Repeat the entire listing exactly.

**Exercise data:**
────────────────────────────────────────

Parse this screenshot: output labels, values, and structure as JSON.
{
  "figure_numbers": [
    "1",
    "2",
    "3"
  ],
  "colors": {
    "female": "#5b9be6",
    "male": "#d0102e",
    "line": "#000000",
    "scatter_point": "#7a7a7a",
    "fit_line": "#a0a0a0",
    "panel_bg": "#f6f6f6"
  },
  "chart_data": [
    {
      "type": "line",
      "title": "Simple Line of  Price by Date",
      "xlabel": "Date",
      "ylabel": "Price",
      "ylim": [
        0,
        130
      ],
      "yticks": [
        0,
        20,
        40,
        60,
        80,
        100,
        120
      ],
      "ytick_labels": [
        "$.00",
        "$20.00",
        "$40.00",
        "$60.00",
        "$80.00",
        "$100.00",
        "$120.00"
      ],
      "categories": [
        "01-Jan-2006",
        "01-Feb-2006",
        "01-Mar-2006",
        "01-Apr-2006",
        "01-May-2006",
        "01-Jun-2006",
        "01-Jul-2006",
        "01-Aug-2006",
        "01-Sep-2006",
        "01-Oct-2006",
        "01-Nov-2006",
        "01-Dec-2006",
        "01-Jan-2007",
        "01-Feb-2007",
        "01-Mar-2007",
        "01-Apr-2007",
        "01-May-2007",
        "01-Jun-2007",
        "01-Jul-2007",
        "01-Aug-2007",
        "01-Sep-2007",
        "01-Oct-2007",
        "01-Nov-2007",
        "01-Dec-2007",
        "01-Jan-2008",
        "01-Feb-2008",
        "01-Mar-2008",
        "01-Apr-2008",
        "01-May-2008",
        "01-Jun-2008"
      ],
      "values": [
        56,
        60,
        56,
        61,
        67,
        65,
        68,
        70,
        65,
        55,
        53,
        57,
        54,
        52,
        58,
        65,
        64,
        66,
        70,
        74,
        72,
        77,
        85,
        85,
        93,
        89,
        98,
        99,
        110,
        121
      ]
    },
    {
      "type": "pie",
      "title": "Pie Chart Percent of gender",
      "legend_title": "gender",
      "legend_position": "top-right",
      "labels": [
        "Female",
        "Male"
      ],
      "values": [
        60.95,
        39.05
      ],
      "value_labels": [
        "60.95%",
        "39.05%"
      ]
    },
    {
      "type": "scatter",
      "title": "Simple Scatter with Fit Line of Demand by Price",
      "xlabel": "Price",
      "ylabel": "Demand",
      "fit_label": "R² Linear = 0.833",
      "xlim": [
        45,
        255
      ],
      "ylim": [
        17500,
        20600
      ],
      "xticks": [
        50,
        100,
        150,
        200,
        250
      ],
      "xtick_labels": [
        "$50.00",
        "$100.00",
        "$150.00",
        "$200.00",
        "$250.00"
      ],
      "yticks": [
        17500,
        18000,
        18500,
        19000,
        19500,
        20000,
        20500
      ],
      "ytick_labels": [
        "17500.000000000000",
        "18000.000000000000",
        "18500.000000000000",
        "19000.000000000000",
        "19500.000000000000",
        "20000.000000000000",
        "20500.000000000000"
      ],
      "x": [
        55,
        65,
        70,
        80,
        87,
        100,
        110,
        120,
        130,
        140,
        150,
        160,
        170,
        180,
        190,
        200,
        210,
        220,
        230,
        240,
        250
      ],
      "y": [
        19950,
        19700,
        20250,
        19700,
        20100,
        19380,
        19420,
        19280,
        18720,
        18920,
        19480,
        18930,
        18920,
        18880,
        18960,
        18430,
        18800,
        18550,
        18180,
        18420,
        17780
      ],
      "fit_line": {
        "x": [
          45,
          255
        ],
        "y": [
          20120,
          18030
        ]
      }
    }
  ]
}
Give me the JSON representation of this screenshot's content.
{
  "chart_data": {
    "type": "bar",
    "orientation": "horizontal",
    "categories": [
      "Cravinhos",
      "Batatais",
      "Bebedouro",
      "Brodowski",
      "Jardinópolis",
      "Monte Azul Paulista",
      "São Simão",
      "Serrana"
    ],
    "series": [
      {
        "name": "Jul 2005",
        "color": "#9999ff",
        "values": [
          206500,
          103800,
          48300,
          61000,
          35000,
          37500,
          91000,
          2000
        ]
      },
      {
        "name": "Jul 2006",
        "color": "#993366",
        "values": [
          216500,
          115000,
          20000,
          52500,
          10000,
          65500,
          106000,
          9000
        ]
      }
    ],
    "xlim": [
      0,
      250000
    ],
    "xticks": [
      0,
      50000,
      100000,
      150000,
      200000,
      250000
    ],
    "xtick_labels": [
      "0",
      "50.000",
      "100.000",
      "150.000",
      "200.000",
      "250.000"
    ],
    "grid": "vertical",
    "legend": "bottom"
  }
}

────────────────────────────────────────

**Output of the task:**
Parse this screenshot: output labels, values, and structure as JSON.
{
  "figure_numbers": [
    "1",
    "2",
    "3"
  ],
  "colors": {
    "female": "#5b9be6",
    "male": "#d0102e",
    "line": "#000000",
    "scatter_point": "#7a7a7a",
    "fit_line": "#a0a0a0",
    "panel_bg": "#f6f6f6"
  },
  "chart_data": [
    {
      "type": "line",
      "title": "Simple Line of  Price by Date",
      "xlabel": "Date",
      "ylabel": "Price",
      "ylim": [
        0,
        130
      ],
      "yticks": [
        0,
        20,
        40,
        60,
        80,
        100,
        120
      ],
      "ytick_labels": [
        "$.00",
        "$20.00",
        "$40.00",
        "$60.00",
        "$80.00",
        "$100.00",
        "$120.00"
      ],
      "categories": [
        "01-Jan-2006",
        "01-Feb-2006",
        "01-Mar-2006",
        "01-Apr-2006",
        "01-May-2006",
        "01-Jun-2006",
        "01-Jul-2006",
        "01-Aug-2006",
        "01-Sep-2006",
        "01-Oct-2006",
        "01-Nov-2006",
        "01-Dec-2006",
        "01-Jan-2007",
        "01-Feb-2007",
        "01-Mar-2007",
        "01-Apr-2007",
        "01-May-2007",
        "01-Jun-2007",
        "01-Jul-2007",
        "01-Aug-2007",
        "01-Sep-2007",
        "01-Oct-2007",
        "01-Nov-2007",
        "01-Dec-2007",
        "01-Jan-2008",
        "01-Feb-2008",
        "01-Mar-2008",
        "01-Apr-2008",
        "01-May-2008",
        "01-Jun-2008"
      ],
      "values": [
        56,
        60,
        56,
        61,
        67,
        65,
        68,
        70,
        65,
        55,
        53,
        57,
        54,
        52,
        58,
        65,
        64,
        66,
        70,
        74,
        72,
        77,
        85,
        85,
        93,
        89,
        98,
        99,
        110,
        121
      ]
    },
    {
      "type": "pie",
      "title": "Pie Chart Percent of gender",
      "legend_title": "gender",
      "legend_position": "top-right",
      "labels": [
        "Female",
        "Male"
      ],
      "values": [
        60.95,
        39.05
      ],
      "value_labels": [
        "60.95%",
        "39.05%"
      ]
    },
    {
      "type": "scatter",
      "title": "Simple Scatter with Fit Line of Demand by Price",
      "xlabel": "Price",
      "ylabel": "Demand",
      "fit_label": "R² Linear = 0.833",
      "xlim": [
        45,
        255
      ],
      "ylim": [
        17500,
        20600
      ],
      "xticks": [
        50,
        100,
        150,
        200,
        250
      ],
      "xtick_labels": [
        "$50.00",
        "$100.00",
        "$150.00",
        "$200.00",
        "$250.00"
      ],
      "yticks": [
        17500,
        18000,
        18500,
        19000,
        19500,
        20000,
        20500
      ],
      "ytick_labels": [
        "17500.000000000000",
        "18000.000000000000",
        "18500.000000000000",
        "19000.000000000000",
        "19500.000000000000",
        "20000.000000000000",
        "20500.000000000000"
      ],
      "x": [
        55,
        65,
        70,
        80,
        87,
        100,
        110,
        120,
        130,
        140,
        150,
        160,
        170,
        180,
        190,
        200,
        210,
        220,
        230,
        240,
        250
      ],
      "y": [
        19950,
        19700,
        20250,
        19700,
        20100,
        19380,
        19420,
        19280,
        18720,
        18920,
        19480,
        18930,
        18920,
        18880,
        18960,
        18430,
        18800,
        18550,
        18180,
        18420,
        17780
      ],
      "fit_line": {
        "x": [
          45,
          255
        ],
        "y": [
          20120,
          18030
        ]
      }
    }
  ]
}
Give me the JSON representation of this screenshot's content.
{
  "chart_data": {
    "type": "bar",
    "orientation": "horizontal",
    "categories": [
      "Cravinhos",
      "Batatais",
      "Bebedouro",
      "Brodowski",
      "Jardinópolis",
      "Monte Azul Paulista",
      "São Simão",
      "Serrana"
    ],
    "series": [
      {
        "name": "Jul 2005",
        "color": "#9999ff",
        "values": [
          206500,
          103800,
          48300,
          61000,
          35000,
          37500,
          91000,
          2000
        ]
      },
      {
        "name": "Jul 2006",
        "color": "#993366",
        "values": [
          216500,
          115000,
          20000,
          52500,
          10000,
          65500,
          106000,
          9000
        ]
      }
    ],
    "xlim": [
      0,
      250000
    ],
    "xticks": [
      0,
      50000,
      100000,
      150000,
      200000,
      250000
    ],
    "xtick_labels": [
      "0",
      "50.000",
      "100.000",
      "150.000",
      "200.000",
      "250.000"
    ],
    "grid": "vertical",
    "legend": "bottom"
  }
}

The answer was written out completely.